» AIM OF THE EXERCISE
Output all the material that follows, exactly as given.

(Data excerpts)
··········

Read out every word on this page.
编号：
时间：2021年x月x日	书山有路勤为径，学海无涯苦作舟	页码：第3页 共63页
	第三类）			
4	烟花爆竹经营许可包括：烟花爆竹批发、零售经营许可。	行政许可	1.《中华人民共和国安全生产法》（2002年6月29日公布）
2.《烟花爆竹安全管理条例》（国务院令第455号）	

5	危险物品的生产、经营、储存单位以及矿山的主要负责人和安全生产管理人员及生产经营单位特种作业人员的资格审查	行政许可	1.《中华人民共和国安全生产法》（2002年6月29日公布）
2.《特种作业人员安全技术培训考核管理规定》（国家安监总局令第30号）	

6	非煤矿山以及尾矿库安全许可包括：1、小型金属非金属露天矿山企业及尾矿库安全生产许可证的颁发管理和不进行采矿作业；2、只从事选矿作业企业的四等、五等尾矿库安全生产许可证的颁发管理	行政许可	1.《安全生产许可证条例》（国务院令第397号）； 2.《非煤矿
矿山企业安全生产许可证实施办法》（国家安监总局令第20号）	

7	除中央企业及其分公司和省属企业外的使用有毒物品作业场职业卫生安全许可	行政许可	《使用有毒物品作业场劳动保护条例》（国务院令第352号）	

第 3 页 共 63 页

··········

» SOLUTION FOR THIS PROBLEM
Read out every word on this page.
编号：
时间：2021年x月x日	书山有路勤为径，学海无涯苦作舟	页码：第3页 共63页
	第三类）			
4	烟花爆竹经营许可包括：烟花爆竹批发、零售经营许可。	行政许可	1.《中华人民共和国安全生产法》（2002年6月29日公布）
2.《烟花爆竹安全管理条例》（国务院令第455号）	

5	危险物品的生产、经营、储存单位以及矿山的主要负责人和安全生产管理人员及生产经营单位特种作业人员的资格审查	行政许可	1.《中华人民共和国安全生产法》（2002年6月29日公布）
2.《特种作业人员安全技术培训考核管理规定》（国家安监总局令第30号）	

6	非煤矿山以及尾矿库安全许可包括：1、小型金属非金属露天矿山企业及尾矿库安全生产许可证的颁发管理和不进行采矿作业；2、只从事选矿作业企业的四等、五等尾矿库安全生产许可证的颁发管理	行政许可	1.《安全生产许可证条例》（国务院令第397号）； 2.《非煤矿
矿山企业安全生产许可证实施办法》（国家安监总局令第20号）	

7	除中央企业及其分公司和省属企业外的使用有毒物品作业场职业卫生安全许可	行政许可	《使用有毒物品作业场劳动保护条例》（国务院令第352号）	

第 3 页 共 63 页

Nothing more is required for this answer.